TAREFAS DO EXERCÍCIO
1/ Retorne, sem alterações, a parte do trecho sobre água virtual e saúde que começa em "Um país que" e termina em "decorrência de diarréia.".
2/ No trecho sobre água virtual e saúde, com que frequência a falta de água e saneamento mata uma criança no mundo, segundo o relatório de 2006 do PNUD?
3/ Dê continuidade ao trecho sobre água virtual e saúde a partir da última frase apresentada.

Um país que sofre com escassez de água, por exemplo, pode importar produtos que demandam muita água para sua produção ao invés de produzi-los internamente. Fazendo isso, ele não só economiza volumes expressivos de água, como alivia a pressão sobre os seus recursos hídricos, tornando-o acessível para outros usos.
Segundo o Conselho Mundial de Água (World Water Council – WWC),  o comércio de água virtual tem implicações geopolíticas e induz à dependência entre países. Sendo assim, pode, ao mesmo tempo, ser um estímulo para a cooperação e a paz ou um motivo para potenciais conflitos.
Água e saúde
O relatório de 2006 do Programa das Nações Unidas para o Desenvolvimento (PNUD) alerta que a falta de água e saneamento mata uma criança a cada 19 segundos no mundo, em decorrência de diarréia.
Nos países em desenvolvimento, a situação tem se mostrado ainda mais crítica: por falta de água potável e saneamento, são registrados cinco bilhões de casos de diarréia por ano. Desses, cerca de 1,8 milhão correspondem a crianças  menores de 5 anos, que morrem da doença, uma desconcertante média de 4.900 por dia.

(Dados de predição de caixas delimitadoras)

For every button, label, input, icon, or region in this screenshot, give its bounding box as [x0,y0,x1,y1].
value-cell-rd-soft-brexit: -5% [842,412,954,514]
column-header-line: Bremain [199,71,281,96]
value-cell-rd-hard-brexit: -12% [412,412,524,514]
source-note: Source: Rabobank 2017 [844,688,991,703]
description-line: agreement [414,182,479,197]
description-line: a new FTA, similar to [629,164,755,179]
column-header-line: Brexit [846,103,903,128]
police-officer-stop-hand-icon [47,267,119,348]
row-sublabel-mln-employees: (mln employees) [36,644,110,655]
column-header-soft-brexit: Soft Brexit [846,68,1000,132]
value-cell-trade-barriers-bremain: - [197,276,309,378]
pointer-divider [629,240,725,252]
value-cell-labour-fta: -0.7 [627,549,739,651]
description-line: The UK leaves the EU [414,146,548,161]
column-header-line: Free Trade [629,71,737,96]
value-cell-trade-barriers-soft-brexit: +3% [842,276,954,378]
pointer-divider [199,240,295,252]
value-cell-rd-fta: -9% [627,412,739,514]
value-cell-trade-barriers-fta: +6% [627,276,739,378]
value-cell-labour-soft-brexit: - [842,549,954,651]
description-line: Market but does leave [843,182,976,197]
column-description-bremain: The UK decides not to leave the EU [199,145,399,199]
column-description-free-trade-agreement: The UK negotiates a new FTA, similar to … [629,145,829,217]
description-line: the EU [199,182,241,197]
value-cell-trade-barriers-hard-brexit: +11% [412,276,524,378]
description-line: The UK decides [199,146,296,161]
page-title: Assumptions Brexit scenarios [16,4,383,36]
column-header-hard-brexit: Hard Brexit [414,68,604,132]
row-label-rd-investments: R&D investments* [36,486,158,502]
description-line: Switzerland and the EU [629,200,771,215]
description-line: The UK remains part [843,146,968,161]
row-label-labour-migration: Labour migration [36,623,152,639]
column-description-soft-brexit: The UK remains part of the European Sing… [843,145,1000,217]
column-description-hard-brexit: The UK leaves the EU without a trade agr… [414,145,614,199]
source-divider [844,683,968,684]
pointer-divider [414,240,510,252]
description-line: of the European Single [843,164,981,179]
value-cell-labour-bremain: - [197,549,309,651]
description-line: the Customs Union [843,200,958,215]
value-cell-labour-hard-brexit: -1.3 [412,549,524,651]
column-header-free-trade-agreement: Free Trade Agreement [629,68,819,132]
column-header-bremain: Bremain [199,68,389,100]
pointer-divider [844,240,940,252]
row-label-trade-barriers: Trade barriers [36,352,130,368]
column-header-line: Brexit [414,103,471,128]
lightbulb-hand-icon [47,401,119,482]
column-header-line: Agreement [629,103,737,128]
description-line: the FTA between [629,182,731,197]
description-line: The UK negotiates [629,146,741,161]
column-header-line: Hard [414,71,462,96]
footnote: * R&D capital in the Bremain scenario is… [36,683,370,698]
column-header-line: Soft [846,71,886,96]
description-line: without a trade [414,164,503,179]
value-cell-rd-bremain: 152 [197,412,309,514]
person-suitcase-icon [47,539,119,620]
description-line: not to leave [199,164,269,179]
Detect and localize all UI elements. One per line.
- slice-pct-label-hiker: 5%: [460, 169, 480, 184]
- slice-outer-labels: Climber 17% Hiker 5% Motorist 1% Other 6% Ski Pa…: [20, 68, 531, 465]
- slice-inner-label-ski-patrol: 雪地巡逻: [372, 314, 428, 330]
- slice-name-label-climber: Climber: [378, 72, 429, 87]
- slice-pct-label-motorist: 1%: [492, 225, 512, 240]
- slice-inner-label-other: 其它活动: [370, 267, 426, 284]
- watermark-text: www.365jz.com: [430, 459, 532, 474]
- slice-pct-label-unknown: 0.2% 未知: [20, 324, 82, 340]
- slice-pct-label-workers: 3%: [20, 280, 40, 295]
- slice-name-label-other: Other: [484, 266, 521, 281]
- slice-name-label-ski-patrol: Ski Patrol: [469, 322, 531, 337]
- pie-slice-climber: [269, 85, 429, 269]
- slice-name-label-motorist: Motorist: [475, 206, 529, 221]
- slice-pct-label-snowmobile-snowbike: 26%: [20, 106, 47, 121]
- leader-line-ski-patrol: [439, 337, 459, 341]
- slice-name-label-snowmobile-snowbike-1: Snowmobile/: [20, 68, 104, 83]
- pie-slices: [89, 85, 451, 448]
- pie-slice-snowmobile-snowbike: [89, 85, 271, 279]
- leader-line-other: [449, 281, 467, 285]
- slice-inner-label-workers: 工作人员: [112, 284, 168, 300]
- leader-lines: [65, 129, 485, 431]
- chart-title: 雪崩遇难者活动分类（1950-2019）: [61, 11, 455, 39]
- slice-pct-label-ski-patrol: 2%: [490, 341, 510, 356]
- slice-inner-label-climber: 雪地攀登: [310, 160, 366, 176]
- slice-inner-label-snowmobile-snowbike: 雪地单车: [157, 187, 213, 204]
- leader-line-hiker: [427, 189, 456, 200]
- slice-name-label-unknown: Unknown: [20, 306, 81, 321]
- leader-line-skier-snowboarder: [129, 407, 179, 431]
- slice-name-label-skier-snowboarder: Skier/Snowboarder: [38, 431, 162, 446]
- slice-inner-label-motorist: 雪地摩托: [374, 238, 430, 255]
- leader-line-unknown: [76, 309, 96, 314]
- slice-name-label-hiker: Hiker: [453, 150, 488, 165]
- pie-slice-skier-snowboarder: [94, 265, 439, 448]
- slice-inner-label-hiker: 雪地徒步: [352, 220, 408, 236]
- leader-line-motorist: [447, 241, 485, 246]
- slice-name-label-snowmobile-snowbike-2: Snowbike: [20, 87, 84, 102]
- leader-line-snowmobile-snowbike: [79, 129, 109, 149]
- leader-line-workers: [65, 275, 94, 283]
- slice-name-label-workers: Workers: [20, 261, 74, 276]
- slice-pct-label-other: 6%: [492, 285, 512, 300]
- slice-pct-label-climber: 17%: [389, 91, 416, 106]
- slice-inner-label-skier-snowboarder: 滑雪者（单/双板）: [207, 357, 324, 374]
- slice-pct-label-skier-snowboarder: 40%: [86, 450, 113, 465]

CONJUNTO DE RESPOSTAS
1/
Um país que sofre com escassez de água, por exemplo, pode importar produtos que demandam muita água para sua produção ao invés de produzi-los internamente. Fazendo isso, ele não só economiza volumes expressivos de água, como alivia a pressão sobre os seus recursos hídricos, tornando-o acessível para outros usos.
Segundo o Conselho Mundial de Água (World Water Council – WWC),  o comércio de água virtual tem implicações geopolíticas e induz à dependência entre países. Sendo assim, pode, ao mesmo tempo, ser um estímulo para a cooperação e a paz ou um motivo para potenciais conflitos.
Água e saúde
O relatório de 2006 do Programa das Nações Unidas para o Desenvolvimento (PNUD) alerta que a falta de água e saneamento mata uma criança a cada 19 segundos no mundo, em decorrência de diarréia.

2/ Uma criança a cada 19 segundos, em decorrência de diarréia.

3/
“A diarréia é a segunda principal causa de morte na infância, atrás somente das infecções respiratórias. Ainda que possa ser evitada com medidas simples, a doença mata mais do que a tuberculose e a malária;  seis vezes mais que os conflitos armados e, entre as crianças, cinco vezes mais do que a Aids”, ressalta Lineu Andrade de Almeida, presidente da ABES.
Segundo relatório da Organização Mundial de Saúde (OMS), 10% dos problemas gerados por doenças no mundo todo poderiam ser evitados a partir de melhor gerenciamento da água – com melhorias no sistema de fornecimento de água potável, mais saneamento e higiene.
Cerca de 60 milhões de brasileiros (9,6 milhões de domicílios), não dispõem de coleta de esgoto. Outros 15 milhões (3,4 milhões de domicílios) não têm esgotamento sanitário, nem acesso à água encanada. Além disso, apenas 25,6% dos esgotos coletados são tratados, sendo o restante lançados in natura em corpos d’água, o que contribui — segundo dados da Conferência Nacional das Cidades — para contaminar o solo, as águas subterrâneas e os oceanos.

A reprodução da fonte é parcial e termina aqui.